Stated task>
Tally up the lines where the string "Fund" appears; reply with the number only.

Material supplied>
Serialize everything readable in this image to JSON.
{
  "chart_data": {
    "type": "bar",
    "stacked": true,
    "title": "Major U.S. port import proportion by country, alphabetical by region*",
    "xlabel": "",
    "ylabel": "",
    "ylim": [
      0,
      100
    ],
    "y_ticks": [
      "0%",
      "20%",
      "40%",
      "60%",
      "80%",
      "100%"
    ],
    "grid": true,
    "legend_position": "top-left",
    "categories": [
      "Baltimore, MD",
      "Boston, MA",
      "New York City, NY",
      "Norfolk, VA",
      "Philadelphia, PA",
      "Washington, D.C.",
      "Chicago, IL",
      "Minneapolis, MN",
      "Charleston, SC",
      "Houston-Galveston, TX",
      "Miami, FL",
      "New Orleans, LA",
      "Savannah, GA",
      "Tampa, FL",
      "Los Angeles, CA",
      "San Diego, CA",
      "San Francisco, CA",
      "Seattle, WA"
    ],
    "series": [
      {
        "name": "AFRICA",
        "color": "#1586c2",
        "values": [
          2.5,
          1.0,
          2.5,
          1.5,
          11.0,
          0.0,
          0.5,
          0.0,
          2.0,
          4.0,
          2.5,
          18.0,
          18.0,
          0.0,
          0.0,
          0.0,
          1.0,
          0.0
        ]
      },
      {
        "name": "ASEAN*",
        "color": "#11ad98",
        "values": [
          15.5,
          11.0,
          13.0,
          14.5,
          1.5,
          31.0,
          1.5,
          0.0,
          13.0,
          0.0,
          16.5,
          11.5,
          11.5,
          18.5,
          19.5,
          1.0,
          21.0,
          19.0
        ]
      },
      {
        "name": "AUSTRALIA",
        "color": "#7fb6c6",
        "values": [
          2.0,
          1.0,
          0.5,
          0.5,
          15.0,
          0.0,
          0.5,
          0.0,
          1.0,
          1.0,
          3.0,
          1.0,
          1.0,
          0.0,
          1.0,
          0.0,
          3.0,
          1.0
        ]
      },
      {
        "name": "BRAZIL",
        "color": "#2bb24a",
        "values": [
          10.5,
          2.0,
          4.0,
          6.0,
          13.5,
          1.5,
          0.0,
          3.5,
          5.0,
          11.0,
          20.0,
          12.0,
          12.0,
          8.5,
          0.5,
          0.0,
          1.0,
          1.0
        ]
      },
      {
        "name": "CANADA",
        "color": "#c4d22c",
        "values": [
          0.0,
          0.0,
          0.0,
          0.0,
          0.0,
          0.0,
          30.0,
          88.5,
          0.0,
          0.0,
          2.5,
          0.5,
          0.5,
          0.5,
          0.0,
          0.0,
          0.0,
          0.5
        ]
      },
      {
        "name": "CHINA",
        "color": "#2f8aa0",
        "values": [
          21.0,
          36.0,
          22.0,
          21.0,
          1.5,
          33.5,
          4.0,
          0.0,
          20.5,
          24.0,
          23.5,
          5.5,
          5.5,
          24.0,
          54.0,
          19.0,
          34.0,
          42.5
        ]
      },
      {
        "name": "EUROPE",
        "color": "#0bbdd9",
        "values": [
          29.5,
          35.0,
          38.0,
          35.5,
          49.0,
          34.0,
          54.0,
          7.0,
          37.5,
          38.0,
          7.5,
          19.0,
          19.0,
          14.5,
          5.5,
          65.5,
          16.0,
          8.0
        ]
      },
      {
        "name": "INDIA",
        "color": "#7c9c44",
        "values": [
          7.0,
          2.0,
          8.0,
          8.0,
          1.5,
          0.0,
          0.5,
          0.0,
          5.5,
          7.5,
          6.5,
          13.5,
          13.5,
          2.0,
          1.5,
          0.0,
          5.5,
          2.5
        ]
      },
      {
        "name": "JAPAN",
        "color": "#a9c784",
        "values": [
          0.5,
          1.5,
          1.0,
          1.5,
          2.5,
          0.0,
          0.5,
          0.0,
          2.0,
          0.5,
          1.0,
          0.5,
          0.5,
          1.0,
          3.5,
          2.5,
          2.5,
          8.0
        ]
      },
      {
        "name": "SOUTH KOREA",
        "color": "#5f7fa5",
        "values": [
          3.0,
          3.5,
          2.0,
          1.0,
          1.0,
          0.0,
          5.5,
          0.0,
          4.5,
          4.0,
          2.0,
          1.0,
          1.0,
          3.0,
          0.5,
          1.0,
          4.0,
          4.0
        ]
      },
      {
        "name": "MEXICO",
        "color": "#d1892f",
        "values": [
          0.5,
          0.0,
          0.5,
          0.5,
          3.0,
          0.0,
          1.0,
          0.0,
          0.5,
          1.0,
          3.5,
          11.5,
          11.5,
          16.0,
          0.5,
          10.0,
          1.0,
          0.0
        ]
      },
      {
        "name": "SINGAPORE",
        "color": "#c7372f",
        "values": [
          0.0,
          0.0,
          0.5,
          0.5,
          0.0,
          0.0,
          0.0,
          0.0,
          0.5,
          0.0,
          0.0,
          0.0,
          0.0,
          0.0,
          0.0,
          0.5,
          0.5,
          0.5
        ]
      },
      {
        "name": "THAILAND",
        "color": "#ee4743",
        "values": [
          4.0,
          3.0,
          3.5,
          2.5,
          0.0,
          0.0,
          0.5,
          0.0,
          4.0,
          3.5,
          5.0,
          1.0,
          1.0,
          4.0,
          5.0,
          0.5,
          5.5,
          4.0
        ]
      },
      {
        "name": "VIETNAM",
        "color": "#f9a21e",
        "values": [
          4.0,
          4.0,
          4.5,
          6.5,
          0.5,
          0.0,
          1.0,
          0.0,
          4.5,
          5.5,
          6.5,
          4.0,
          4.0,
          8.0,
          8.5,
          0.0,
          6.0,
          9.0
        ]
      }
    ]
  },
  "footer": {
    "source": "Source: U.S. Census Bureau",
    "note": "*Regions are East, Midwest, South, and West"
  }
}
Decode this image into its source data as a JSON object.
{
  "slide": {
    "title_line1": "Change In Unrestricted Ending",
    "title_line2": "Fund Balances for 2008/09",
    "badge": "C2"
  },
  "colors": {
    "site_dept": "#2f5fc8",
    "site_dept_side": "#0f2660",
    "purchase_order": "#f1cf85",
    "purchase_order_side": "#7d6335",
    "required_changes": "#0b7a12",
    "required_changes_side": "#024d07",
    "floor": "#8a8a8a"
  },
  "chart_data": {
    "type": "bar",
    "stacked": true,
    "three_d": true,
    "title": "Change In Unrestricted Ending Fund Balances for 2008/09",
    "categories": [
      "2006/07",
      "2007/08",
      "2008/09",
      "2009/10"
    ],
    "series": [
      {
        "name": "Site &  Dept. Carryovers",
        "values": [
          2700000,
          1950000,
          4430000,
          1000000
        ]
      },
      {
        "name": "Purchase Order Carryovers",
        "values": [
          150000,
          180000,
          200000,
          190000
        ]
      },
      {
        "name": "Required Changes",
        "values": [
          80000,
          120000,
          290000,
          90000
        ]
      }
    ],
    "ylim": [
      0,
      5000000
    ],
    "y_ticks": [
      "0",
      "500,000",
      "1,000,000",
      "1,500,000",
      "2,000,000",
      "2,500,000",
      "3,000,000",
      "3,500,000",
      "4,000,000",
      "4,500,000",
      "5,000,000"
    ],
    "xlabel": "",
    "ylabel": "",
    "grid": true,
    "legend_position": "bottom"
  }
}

Solution>
2